§ **To be done**: Do not copy the pictures; transcribe all other material exactly.

§ **The records**:
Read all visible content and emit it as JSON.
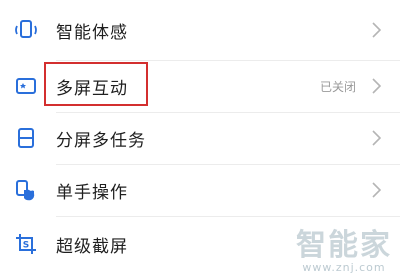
{
  "settings_list": {
    "items": [
      {
        "label": "智能体感",
        "status": "",
        "icon": "device-motion-icon"
      },
      {
        "label": "多屏互动",
        "status": "已关闭",
        "icon": "screen-share-icon"
      },
      {
        "label": "分屏多任务",
        "status": "",
        "icon": "split-screen-icon"
      },
      {
        "label": "单手操作",
        "status": "",
        "icon": "one-hand-icon"
      },
      {
        "label": "超级截屏",
        "status": "",
        "icon": "screenshot-icon"
      }
    ]
  },
  "annotation": {
    "highlight_color": "#d32f2f",
    "target": "多屏互动"
  },
  "colors": {
    "icon_blue": "#2a6fdb",
    "text": "#1f1f1f",
    "secondary": "#9a9a9a"
  },
  "watermark": {
    "big": "智能家",
    "small": "www.znj.com"
  }
}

§ **Task solution**:
Read all visible content and emit it as JSON.
{
  "settings_list": {
    "items": [
      {
        "label": "智能体感",
        "status": "",
        "icon": "device-motion-icon"
      },
      {
        "label": "多屏互动",
        "status": "已关闭",
        "icon": "screen-share-icon"
      },
      {
        "label": "分屏多任务",
        "status": "",
        "icon": "split-screen-icon"
      },
      {
        "label": "单手操作",
        "status": "",
        "icon": "one-hand-icon"
      },
      {
        "label": "超级截屏",
        "status": "",
        "icon": "screenshot-icon"
      }
    ]
  },
  "annotation": {
    "highlight_color": "#d32f2f",
    "target": "多屏互动"
  },
  "colors": {
    "icon_blue": "#2a6fdb",
    "text": "#1f1f1f",
    "secondary": "#9a9a9a"
  },
  "watermark": {
    "big": "智能家",
    "small": "www.znj.com"
  }
}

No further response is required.